_What to work on_: Write down every entry below once more, exactly.

──────── Dataset entries

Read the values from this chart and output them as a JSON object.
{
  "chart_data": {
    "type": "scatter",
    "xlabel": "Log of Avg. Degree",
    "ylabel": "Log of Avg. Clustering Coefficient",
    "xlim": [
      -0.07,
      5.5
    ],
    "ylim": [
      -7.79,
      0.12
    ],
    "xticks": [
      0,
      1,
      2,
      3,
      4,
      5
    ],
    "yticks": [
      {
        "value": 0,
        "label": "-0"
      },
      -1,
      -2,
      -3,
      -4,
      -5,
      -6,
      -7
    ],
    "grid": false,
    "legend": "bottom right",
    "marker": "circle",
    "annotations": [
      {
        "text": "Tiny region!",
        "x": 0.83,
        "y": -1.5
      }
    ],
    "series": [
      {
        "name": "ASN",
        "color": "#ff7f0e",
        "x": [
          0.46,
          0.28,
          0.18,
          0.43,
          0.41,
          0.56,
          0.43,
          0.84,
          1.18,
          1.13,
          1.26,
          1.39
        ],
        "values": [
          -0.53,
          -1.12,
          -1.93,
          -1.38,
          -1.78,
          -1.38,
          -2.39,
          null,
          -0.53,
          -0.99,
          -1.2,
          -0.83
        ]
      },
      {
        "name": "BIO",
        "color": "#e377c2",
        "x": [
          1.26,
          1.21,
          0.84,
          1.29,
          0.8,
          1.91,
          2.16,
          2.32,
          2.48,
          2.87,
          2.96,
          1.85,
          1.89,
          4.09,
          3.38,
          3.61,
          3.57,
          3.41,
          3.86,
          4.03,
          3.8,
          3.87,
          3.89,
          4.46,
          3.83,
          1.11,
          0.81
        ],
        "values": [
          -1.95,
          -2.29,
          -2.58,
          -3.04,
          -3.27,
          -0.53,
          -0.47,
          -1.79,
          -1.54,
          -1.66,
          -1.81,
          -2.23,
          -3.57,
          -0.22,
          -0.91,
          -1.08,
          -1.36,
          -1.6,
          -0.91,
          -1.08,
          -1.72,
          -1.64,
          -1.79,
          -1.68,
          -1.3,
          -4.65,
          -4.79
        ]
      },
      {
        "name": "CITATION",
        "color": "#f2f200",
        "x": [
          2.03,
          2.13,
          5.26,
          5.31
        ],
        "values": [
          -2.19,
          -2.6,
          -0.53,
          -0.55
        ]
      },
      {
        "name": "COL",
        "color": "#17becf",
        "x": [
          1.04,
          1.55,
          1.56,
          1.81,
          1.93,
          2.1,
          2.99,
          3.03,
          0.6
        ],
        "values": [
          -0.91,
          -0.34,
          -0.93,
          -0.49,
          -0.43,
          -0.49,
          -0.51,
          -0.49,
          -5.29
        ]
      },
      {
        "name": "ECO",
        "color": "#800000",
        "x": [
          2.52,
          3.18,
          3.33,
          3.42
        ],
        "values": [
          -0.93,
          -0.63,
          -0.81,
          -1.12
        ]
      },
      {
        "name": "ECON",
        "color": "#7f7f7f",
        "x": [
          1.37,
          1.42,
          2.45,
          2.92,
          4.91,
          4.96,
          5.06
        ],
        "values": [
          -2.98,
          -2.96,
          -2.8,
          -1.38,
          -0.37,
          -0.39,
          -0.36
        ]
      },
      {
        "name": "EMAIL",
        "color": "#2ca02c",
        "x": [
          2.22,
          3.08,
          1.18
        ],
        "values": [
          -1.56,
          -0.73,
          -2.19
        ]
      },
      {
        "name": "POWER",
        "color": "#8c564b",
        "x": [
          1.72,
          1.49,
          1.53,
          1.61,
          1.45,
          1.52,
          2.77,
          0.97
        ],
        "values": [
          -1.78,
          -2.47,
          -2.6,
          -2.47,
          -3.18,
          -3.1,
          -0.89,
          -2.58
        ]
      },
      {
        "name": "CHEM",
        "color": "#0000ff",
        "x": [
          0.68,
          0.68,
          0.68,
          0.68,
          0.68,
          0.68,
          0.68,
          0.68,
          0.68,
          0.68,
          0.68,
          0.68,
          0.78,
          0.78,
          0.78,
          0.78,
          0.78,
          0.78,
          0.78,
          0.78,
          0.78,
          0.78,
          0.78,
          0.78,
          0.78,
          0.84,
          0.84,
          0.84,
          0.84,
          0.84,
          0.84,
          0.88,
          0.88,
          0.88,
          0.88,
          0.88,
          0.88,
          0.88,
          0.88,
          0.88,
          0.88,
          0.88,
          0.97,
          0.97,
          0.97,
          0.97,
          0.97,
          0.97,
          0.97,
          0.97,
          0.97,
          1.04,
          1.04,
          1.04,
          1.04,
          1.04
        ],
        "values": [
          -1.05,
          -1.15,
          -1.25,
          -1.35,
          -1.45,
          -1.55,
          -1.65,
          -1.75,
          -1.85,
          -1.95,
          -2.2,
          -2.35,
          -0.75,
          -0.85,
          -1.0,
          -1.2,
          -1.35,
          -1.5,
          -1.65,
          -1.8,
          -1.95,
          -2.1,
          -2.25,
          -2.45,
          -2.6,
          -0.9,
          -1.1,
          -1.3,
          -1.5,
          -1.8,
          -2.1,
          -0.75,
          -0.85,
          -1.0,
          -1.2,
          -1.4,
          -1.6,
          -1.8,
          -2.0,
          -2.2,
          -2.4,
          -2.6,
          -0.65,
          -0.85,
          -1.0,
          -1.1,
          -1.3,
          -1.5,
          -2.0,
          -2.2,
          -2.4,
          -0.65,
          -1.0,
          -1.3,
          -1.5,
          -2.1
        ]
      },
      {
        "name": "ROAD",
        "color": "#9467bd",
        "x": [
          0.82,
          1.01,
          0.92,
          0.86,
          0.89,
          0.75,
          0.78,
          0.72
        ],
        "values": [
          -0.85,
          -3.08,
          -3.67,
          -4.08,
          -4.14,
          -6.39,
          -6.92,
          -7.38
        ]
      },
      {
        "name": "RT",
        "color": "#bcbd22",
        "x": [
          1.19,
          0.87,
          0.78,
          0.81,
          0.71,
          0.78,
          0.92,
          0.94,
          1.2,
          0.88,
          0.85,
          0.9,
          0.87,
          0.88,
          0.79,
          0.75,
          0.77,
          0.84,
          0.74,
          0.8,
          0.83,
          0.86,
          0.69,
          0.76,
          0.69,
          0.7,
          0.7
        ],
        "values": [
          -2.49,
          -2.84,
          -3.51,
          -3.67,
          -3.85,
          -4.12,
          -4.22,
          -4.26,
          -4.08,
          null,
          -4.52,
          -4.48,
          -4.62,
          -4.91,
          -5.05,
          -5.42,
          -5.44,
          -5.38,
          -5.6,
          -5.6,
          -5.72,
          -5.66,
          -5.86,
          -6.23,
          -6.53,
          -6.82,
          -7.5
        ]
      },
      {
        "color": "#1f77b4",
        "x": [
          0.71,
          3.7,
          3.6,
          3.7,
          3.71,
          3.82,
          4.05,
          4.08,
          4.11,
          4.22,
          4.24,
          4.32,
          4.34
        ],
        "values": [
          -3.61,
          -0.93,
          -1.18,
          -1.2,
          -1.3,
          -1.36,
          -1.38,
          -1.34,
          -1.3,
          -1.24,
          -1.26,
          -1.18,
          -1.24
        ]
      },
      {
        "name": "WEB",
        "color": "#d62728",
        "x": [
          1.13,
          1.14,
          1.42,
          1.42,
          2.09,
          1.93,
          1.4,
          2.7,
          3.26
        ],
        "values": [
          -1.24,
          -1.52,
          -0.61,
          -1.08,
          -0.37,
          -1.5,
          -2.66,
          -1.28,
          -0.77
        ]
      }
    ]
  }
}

────────────────

_Answer to this exercise_:
Read the values from this chart and output them as a JSON object.
{
  "chart_data": {
    "type": "scatter",
    "xlabel": "Log of Avg. Degree",
    "ylabel": "Log of Avg. Clustering Coefficient",
    "xlim": [
      -0.07,
      5.5
    ],
    "ylim": [
      -7.79,
      0.12
    ],
    "xticks": [
      0,
      1,
      2,
      3,
      4,
      5
    ],
    "yticks": [
      {
        "value": 0,
        "label": "-0"
      },
      -1,
      -2,
      -3,
      -4,
      -5,
      -6,
      -7
    ],
    "grid": false,
    "legend": "bottom right",
    "marker": "circle",
    "annotations": [
      {
        "text": "Tiny region!",
        "x": 0.83,
        "y": -1.5
      }
    ],
    "series": [
      {
        "name": "ASN",
        "color": "#ff7f0e",
        "x": [
          0.46,
          0.28,
          0.18,
          0.43,
          0.41,
          0.56,
          0.43,
          0.84,
          1.18,
          1.13,
          1.26,
          1.39
        ],
        "values": [
          -0.53,
          -1.12,
          -1.93,
          -1.38,
          -1.78,
          -1.38,
          -2.39,
          null,
          -0.53,
          -0.99,
          -1.2,
          -0.83
        ]
      },
      {
        "name": "BIO",
        "color": "#e377c2",
        "x": [
          1.26,
          1.21,
          0.84,
          1.29,
          0.8,
          1.91,
          2.16,
          2.32,
          2.48,
          2.87,
          2.96,
          1.85,
          1.89,
          4.09,
          3.38,
          3.61,
          3.57,
          3.41,
          3.86,
          4.03,
          3.8,
          3.87,
          3.89,
          4.46,
          3.83,
          1.11,
          0.81
        ],
        "values": [
          -1.95,
          -2.29,
          -2.58,
          -3.04,
          -3.27,
          -0.53,
          -0.47,
          -1.79,
          -1.54,
          -1.66,
          -1.81,
          -2.23,
          -3.57,
          -0.22,
          -0.91,
          -1.08,
          -1.36,
          -1.6,
          -0.91,
          -1.08,
          -1.72,
          -1.64,
          -1.79,
          -1.68,
          -1.3,
          -4.65,
          -4.79
        ]
      },
      {
        "name": "CITATION",
        "color": "#f2f200",
        "x": [
          2.03,
          2.13,
          5.26,
          5.31
        ],
        "values": [
          -2.19,
          -2.6,
          -0.53,
          -0.55
        ]
      },
      {
        "name": "COL",
        "color": "#17becf",
        "x": [
          1.04,
          1.55,
          1.56,
          1.81,
          1.93,
          2.1,
          2.99,
          3.03,
          0.6
        ],
        "values": [
          -0.91,
          -0.34,
          -0.93,
          -0.49,
          -0.43,
          -0.49,
          -0.51,
          -0.49,
          -5.29
        ]
      },
      {
        "name": "ECO",
        "color": "#800000",
        "x": [
          2.52,
          3.18,
          3.33,
          3.42
        ],
        "values": [
          -0.93,
          -0.63,
          -0.81,
          -1.12
        ]
      },
      {
        "name": "ECON",
        "color": "#7f7f7f",
        "x": [
          1.37,
          1.42,
          2.45,
          2.92,
          4.91,
          4.96,
          5.06
        ],
        "values": [
          -2.98,
          -2.96,
          -2.8,
          -1.38,
          -0.37,
          -0.39,
          -0.36
        ]
      },
      {
        "name": "EMAIL",
        "color": "#2ca02c",
        "x": [
          2.22,
          3.08,
          1.18
        ],
        "values": [
          -1.56,
          -0.73,
          -2.19
        ]
      },
      {
        "name": "POWER",
        "color": "#8c564b",
        "x": [
          1.72,
          1.49,
          1.53,
          1.61,
          1.45,
          1.52,
          2.77,
          0.97
        ],
        "values": [
          -1.78,
          -2.47,
          -2.6,
          -2.47,
          -3.18,
          -3.1,
          -0.89,
          -2.58
        ]
      },
      {
        "name": "CHEM",
        "color": "#0000ff",
        "x": [
          0.68,
          0.68,
          0.68,
          0.68,
          0.68,
          0.68,
          0.68,
          0.68,
          0.68,
          0.68,
          0.68,
          0.68,
          0.78,
          0.78,
          0.78,
          0.78,
          0.78,
          0.78,
          0.78,
          0.78,
          0.78,
          0.78,
          0.78,
          0.78,
          0.78,
          0.84,
          0.84,
          0.84,
          0.84,
          0.84,
          0.84,
          0.88,
          0.88,
          0.88,
          0.88,
          0.88,
          0.88,
          0.88,
          0.88,
          0.88,
          0.88,
          0.88,
          0.97,
          0.97,
          0.97,
          0.97,
          0.97,
          0.97,
          0.97,
          0.97,
          0.97,
          1.04,
          1.04,
          1.04,
          1.04,
          1.04
        ],
        "values": [
          -1.05,
          -1.15,
          -1.25,
          -1.35,
          -1.45,
          -1.55,
          -1.65,
          -1.75,
          -1.85,
          -1.95,
          -2.2,
          -2.35,
          -0.75,
          -0.85,
          -1.0,
          -1.2,
          -1.35,
          -1.5,
          -1.65,
          -1.8,
          -1.95,
          -2.1,
          -2.25,
          -2.45,
          -2.6,
          -0.9,
          -1.1,
          -1.3,
          -1.5,
          -1.8,
          -2.1,
          -0.75,
          -0.85,
          -1.0,
          -1.2,
          -1.4,
          -1.6,
          -1.8,
          -2.0,
          -2.2,
          -2.4,
          -2.6,
          -0.65,
          -0.85,
          -1.0,
          -1.1,
          -1.3,
          -1.5,
          -2.0,
          -2.2,
          -2.4,
          -0.65,
          -1.0,
          -1.3,
          -1.5,
          -2.1
        ]
      },
      {
        "name": "ROAD",
        "color": "#9467bd",
        "x": [
          0.82,
          1.01,
          0.92,
          0.86,
          0.89,
          0.75,
          0.78,
          0.72
        ],
        "values": [
          -0.85,
          -3.08,
          -3.67,
          -4.08,
          -4.14,
          -6.39,
          -6.92,
          -7.38
        ]
      },
      {
        "name": "RT",
        "color": "#bcbd22",
        "x": [
          1.19,
          0.87,
          0.78,
          0.81,
          0.71,
          0.78,
          0.92,
          0.94,
          1.2,
          0.88,
          0.85,
          0.9,
          0.87,
          0.88,
          0.79,
          0.75,
          0.77,
          0.84,
          0.74,
          0.8,
          0.83,
          0.86,
          0.69,
          0.76,
          0.69,
          0.7,
          0.7
        ],
        "values": [
          -2.49,
          -2.84,
          -3.51,
          -3.67,
          -3.85,
          -4.12,
          -4.22,
          -4.26,
          -4.08,
          null,
          -4.52,
          -4.48,
          -4.62,
          -4.91,
          -5.05,
          -5.42,
          -5.44,
          -5.38,
          -5.6,
          -5.6,
          -5.72,
          -5.66,
          -5.86,
          -6.23,
          -6.53,
          -6.82,
          -7.5
        ]
      },
      {
        "color": "#1f77b4",
        "x": [
          0.71,
          3.7,
          3.6,
          3.7,
          3.71,
          3.82,
          4.05,
          4.08,
          4.11,
          4.22,
          4.24,
          4.32,
          4.34
        ],
        "values": [
          -3.61,
          -0.93,
          -1.18,
          -1.2,
          -1.3,
          -1.36,
          -1.38,
          -1.34,
          -1.3,
          -1.24,
          -1.26,
          -1.18,
          -1.24
        ]
      },
      {
        "name": "WEB",
        "color": "#d62728",
        "x": [
          1.13,
          1.14,
          1.42,
          1.42,
          2.09,
          1.93,
          1.4,
          2.7,
          3.26
        ],
        "values": [
          -1.24,
          -1.52,
          -0.61,
          -1.08,
          -0.37,
          -1.5,
          -2.66,
          -1.28,
          -0.77
        ]
      }
    ]
  }
}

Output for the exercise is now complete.